INSTRUCTIONS FOR THE TASK: Find the lines containing the word "high" and copy every one of them.

STORED RECORDS:
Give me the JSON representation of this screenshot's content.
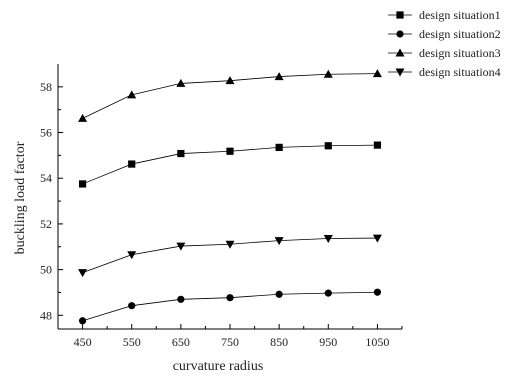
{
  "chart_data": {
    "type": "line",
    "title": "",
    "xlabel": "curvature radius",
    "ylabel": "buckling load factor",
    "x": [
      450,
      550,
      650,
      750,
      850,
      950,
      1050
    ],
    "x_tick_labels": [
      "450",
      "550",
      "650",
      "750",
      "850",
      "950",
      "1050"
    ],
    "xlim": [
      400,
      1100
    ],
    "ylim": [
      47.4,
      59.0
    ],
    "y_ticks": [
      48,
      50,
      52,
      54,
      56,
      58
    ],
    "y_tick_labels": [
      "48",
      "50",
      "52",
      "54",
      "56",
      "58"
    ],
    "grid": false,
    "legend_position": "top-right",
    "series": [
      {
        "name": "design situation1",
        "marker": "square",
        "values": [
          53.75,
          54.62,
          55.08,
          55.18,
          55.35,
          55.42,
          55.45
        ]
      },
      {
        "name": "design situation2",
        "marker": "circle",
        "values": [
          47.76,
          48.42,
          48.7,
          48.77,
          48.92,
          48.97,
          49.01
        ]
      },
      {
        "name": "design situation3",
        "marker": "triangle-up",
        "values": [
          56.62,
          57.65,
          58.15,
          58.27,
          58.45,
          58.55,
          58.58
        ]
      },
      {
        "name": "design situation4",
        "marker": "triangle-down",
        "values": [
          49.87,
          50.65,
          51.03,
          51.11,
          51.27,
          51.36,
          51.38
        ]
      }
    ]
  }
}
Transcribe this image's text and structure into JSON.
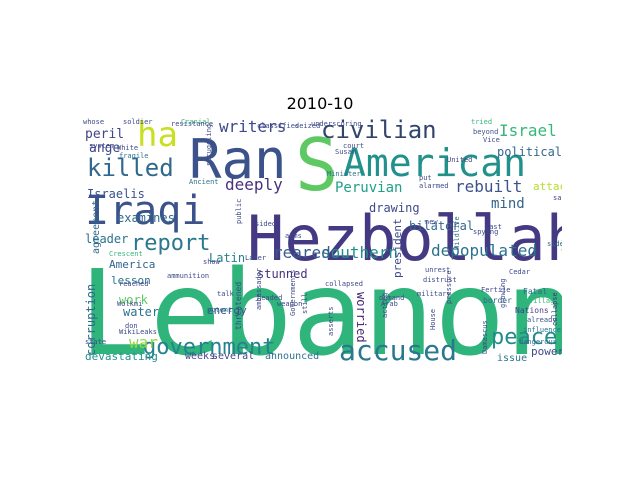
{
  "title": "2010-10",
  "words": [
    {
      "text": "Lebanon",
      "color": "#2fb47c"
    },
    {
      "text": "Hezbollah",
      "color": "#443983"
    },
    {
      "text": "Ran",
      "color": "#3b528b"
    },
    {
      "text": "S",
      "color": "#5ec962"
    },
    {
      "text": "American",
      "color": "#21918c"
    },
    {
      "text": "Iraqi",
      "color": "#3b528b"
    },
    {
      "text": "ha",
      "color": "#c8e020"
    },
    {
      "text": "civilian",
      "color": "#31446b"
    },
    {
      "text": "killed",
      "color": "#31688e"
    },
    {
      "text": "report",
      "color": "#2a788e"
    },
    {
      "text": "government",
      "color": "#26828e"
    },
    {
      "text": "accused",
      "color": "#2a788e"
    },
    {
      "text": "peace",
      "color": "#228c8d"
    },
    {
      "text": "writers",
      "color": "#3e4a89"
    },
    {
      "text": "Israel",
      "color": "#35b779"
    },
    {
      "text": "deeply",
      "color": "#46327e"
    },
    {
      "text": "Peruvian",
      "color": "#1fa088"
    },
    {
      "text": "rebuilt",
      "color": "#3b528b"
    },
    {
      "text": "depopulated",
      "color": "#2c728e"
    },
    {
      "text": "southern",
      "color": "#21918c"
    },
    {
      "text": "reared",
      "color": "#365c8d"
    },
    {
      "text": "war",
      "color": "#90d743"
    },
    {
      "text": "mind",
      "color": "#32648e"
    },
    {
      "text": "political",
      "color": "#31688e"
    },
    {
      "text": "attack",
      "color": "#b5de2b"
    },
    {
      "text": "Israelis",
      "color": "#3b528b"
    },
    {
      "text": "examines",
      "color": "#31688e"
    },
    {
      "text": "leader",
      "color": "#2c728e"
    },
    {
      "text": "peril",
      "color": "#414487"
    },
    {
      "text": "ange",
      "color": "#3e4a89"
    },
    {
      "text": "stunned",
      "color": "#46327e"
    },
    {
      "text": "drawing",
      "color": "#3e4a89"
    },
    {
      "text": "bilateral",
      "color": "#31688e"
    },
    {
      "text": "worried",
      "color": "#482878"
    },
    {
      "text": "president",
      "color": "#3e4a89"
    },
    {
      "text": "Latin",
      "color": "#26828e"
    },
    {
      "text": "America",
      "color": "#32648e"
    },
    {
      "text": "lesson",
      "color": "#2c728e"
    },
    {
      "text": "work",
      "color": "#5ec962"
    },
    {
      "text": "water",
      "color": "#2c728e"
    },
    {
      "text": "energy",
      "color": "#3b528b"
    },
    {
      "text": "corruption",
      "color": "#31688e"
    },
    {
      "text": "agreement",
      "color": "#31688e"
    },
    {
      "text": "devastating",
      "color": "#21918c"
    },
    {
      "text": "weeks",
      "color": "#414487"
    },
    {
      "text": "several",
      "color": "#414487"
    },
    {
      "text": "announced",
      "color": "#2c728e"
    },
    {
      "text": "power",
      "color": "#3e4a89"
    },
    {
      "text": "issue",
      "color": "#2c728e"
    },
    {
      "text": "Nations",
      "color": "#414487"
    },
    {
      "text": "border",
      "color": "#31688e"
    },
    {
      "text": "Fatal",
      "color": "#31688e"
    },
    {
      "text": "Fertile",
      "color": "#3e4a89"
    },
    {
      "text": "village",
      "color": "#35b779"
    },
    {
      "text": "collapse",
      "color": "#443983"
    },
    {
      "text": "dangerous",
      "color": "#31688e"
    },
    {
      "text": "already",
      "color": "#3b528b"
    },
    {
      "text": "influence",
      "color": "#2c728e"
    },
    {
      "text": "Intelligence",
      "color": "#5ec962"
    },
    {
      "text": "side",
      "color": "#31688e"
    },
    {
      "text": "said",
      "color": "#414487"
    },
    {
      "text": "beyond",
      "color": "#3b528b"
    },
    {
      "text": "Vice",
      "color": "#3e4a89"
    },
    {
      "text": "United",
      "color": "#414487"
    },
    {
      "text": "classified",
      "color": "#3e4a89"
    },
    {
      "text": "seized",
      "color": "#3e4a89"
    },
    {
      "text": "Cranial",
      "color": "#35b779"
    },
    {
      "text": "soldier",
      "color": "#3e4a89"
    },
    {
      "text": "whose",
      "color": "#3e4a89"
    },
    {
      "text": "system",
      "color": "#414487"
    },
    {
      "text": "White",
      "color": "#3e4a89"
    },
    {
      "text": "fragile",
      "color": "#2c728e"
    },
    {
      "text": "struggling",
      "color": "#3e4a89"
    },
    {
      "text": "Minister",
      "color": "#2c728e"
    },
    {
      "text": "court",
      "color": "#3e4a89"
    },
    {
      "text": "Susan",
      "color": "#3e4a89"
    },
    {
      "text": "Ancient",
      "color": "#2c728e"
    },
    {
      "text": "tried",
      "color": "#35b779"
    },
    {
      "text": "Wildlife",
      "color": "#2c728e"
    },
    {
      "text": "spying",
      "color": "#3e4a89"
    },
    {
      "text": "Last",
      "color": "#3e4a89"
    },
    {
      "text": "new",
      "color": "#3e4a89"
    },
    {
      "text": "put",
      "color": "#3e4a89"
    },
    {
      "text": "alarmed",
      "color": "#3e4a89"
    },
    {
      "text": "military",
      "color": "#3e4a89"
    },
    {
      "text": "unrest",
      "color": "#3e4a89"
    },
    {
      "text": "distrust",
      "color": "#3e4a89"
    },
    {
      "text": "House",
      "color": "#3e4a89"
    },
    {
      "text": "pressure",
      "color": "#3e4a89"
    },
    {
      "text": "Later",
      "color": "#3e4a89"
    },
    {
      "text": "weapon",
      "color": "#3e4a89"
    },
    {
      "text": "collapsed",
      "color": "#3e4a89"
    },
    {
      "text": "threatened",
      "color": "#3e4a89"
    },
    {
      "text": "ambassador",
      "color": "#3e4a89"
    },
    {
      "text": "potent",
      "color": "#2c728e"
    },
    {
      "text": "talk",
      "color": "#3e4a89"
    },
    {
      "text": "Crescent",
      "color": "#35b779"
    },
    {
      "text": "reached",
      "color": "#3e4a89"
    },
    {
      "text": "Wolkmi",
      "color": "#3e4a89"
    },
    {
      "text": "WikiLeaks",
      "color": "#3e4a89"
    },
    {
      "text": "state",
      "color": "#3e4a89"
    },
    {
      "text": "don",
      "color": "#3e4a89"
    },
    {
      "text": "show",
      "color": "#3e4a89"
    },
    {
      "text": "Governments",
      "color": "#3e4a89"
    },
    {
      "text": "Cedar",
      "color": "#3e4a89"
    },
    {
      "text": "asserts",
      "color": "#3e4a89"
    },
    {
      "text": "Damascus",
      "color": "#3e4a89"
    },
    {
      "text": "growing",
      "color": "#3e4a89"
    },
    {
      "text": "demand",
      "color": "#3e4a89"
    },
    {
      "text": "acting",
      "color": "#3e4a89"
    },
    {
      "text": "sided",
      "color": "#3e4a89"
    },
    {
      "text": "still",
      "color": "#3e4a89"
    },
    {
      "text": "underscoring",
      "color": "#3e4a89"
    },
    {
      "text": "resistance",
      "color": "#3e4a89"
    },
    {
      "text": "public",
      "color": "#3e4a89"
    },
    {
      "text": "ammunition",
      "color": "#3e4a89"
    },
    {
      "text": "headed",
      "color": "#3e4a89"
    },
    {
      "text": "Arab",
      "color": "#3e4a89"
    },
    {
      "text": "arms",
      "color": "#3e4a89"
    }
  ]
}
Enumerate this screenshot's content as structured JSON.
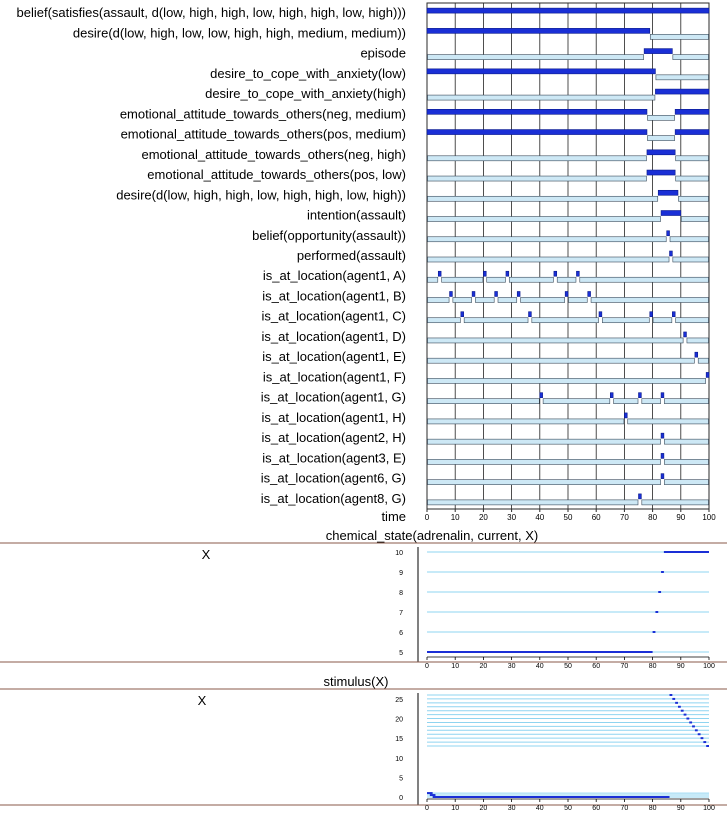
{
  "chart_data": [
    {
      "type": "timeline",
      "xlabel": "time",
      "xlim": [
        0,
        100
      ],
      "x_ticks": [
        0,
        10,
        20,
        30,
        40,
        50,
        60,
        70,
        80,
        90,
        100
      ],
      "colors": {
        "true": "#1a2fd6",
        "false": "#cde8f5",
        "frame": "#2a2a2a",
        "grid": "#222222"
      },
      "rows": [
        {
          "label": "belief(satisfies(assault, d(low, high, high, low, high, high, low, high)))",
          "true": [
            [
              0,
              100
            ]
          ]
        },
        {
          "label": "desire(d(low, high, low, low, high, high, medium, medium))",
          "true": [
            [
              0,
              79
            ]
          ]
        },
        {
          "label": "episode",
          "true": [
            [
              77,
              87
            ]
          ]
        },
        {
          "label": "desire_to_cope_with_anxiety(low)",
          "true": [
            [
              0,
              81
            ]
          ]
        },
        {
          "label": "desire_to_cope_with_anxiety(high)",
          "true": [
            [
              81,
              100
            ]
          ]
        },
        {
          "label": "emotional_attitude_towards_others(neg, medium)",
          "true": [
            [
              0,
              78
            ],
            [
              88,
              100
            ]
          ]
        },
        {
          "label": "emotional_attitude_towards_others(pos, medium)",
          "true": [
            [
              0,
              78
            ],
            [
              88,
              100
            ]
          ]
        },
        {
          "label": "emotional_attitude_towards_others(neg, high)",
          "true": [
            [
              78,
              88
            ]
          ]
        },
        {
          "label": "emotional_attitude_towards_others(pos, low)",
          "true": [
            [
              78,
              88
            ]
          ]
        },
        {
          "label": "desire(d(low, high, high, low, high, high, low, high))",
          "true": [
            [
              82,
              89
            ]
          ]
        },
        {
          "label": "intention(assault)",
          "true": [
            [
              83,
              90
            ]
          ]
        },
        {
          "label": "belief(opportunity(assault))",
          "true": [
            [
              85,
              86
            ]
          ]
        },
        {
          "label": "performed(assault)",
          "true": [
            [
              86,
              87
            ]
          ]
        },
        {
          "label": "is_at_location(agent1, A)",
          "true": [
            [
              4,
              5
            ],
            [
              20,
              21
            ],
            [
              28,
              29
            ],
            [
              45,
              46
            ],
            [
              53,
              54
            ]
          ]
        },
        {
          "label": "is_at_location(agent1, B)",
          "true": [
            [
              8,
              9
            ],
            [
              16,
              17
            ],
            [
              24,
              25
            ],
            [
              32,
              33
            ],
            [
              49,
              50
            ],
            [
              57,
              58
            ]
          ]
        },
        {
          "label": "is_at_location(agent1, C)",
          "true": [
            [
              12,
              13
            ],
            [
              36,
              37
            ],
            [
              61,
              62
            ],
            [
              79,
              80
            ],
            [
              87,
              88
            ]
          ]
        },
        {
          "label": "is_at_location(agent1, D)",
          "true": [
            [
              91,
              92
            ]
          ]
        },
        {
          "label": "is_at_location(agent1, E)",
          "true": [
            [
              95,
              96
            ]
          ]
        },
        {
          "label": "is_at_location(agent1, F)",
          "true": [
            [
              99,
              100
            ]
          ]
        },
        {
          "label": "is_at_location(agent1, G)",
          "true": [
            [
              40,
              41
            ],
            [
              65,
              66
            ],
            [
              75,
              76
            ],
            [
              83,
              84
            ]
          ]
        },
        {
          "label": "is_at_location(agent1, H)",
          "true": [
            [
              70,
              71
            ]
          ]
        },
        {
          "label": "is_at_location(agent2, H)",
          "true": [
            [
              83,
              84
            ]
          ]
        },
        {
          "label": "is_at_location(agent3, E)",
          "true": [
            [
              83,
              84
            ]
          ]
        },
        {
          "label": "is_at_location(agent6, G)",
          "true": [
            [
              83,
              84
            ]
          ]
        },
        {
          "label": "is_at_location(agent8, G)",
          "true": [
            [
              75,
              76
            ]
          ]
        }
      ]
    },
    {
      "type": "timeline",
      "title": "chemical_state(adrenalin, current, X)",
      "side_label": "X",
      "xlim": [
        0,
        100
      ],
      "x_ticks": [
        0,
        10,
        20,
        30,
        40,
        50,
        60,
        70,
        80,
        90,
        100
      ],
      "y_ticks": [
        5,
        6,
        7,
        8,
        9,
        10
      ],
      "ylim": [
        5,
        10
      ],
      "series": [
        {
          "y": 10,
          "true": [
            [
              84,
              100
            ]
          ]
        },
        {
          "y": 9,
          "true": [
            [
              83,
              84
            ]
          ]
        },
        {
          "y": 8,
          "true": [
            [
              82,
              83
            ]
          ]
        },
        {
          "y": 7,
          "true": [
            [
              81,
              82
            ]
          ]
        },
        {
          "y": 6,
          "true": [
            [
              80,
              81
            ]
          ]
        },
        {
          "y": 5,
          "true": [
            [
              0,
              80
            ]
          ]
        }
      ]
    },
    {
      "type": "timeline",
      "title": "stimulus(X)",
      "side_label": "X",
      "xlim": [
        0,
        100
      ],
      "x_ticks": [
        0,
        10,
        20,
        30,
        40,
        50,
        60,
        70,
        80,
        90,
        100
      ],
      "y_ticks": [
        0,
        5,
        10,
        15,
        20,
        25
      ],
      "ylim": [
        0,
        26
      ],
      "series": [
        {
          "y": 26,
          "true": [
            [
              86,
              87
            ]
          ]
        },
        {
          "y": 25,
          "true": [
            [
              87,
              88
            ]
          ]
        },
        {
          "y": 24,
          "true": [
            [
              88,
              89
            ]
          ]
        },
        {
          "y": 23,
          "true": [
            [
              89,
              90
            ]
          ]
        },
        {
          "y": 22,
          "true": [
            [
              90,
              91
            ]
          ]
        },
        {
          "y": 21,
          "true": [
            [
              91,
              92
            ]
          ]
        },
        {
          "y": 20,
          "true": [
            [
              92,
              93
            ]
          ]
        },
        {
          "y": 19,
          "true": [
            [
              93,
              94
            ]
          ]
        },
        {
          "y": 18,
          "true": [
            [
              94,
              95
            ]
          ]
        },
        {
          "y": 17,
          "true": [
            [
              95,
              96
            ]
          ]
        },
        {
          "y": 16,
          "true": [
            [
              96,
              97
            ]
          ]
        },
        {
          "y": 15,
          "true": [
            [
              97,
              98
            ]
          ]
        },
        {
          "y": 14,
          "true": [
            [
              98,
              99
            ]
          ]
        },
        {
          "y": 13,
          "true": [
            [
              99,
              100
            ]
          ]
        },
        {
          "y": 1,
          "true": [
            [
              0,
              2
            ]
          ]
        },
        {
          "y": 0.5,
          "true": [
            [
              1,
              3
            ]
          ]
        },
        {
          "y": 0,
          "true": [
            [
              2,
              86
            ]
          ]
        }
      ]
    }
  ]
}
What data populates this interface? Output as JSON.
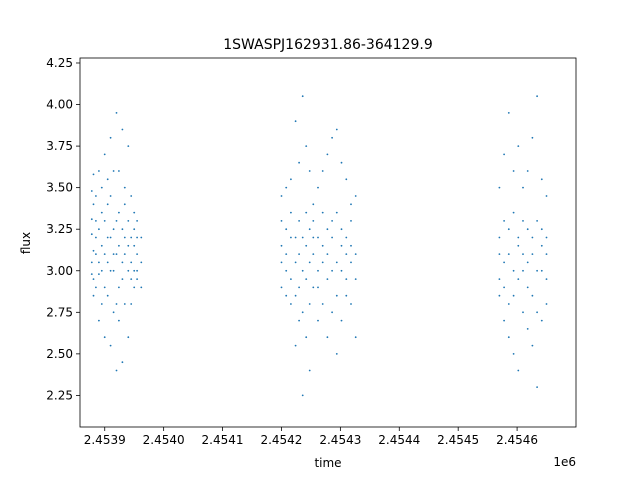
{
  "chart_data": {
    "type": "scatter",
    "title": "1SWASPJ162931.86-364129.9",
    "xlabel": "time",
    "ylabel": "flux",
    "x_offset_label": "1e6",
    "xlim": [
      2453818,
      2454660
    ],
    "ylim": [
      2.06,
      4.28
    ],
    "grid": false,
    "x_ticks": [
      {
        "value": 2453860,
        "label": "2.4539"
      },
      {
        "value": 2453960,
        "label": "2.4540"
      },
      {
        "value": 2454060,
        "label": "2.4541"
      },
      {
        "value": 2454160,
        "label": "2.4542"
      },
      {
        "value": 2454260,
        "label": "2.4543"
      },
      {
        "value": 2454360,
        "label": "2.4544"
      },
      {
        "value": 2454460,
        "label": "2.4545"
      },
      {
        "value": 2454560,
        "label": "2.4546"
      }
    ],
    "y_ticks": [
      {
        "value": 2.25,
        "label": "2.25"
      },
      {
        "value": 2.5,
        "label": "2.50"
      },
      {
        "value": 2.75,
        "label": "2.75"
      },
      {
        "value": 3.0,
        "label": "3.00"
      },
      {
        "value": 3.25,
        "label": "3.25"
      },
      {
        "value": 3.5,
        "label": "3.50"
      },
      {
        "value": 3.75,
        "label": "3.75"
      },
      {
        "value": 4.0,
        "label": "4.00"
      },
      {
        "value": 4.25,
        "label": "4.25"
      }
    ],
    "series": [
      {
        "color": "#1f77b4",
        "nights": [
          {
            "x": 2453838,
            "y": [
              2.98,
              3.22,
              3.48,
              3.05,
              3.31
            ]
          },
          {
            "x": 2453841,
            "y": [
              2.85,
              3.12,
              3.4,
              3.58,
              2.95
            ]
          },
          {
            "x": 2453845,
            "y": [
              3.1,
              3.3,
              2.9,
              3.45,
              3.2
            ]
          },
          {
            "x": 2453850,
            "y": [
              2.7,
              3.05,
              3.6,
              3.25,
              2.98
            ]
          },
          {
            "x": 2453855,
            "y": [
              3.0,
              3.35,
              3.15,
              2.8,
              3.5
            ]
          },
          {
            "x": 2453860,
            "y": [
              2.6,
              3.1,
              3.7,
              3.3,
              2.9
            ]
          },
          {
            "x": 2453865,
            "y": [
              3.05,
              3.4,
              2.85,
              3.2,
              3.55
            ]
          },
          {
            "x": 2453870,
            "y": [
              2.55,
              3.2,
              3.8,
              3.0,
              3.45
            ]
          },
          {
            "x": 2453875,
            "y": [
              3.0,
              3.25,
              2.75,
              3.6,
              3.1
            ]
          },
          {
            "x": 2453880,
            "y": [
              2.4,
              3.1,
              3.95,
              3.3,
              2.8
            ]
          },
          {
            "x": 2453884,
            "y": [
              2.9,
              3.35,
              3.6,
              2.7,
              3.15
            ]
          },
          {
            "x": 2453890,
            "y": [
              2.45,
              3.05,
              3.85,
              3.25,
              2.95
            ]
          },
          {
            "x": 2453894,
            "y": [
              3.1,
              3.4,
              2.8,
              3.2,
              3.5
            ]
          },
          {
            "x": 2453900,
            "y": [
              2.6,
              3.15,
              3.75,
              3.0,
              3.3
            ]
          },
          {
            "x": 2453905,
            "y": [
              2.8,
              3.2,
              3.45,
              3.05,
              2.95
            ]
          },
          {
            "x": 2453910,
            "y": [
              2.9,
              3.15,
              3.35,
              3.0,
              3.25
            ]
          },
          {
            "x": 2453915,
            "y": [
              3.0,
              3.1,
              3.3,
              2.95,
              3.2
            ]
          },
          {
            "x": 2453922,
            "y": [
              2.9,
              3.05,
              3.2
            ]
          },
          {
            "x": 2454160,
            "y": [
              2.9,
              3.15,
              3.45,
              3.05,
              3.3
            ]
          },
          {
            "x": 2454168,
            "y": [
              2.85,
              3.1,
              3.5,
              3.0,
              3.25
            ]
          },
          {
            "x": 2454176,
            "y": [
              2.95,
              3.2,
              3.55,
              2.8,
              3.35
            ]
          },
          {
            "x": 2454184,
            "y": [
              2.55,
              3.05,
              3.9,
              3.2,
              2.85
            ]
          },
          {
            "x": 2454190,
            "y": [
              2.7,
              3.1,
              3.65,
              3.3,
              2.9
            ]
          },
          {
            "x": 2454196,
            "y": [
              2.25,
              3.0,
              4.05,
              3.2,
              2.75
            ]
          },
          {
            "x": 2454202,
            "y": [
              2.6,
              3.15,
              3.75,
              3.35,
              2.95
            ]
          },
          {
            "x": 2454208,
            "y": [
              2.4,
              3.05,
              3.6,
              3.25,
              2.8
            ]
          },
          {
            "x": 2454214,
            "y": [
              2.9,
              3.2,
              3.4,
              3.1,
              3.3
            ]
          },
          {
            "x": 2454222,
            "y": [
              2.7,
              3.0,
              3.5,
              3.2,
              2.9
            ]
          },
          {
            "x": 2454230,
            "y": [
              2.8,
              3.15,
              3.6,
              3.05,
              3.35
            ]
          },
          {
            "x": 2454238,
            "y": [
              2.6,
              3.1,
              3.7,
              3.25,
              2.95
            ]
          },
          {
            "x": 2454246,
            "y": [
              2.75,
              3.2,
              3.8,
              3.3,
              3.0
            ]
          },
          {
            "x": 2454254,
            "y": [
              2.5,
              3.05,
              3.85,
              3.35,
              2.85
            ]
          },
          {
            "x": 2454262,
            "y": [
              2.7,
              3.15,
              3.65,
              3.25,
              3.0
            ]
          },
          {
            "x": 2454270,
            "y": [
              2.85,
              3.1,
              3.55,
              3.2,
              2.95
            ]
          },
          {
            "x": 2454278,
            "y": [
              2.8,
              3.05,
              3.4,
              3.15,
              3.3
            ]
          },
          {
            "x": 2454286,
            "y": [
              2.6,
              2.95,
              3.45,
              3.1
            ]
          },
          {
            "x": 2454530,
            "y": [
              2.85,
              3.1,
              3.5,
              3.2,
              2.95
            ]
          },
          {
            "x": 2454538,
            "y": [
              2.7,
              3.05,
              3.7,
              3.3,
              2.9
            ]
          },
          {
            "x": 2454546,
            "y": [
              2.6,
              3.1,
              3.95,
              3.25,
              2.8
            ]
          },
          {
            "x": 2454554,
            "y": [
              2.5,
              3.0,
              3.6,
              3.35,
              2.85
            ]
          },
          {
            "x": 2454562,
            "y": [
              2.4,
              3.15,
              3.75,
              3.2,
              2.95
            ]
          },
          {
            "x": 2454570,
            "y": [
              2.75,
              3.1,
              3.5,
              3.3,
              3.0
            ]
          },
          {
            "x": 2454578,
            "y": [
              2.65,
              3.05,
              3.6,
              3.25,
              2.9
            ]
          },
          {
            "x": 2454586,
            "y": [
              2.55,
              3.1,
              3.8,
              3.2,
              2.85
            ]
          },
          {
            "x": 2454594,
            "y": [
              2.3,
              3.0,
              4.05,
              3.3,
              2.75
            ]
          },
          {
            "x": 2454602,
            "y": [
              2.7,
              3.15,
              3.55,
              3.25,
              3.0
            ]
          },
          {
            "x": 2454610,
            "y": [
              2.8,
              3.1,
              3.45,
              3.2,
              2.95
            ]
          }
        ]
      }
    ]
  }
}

COMPLETED EXERCISE:
          "label": "belief(satisfies(assault, d(low, high, high, low, high, high, low, high)))",
          "label": "desire(d(low, high, low, low, high, high, medium, medium))",
          "label": "desire_to_cope_with_anxiety(high)",
          "label": "emotional_attitude_towards_others(neg, high)",
          "label": "desire(d(low, high, high, low, high, high, low, high))",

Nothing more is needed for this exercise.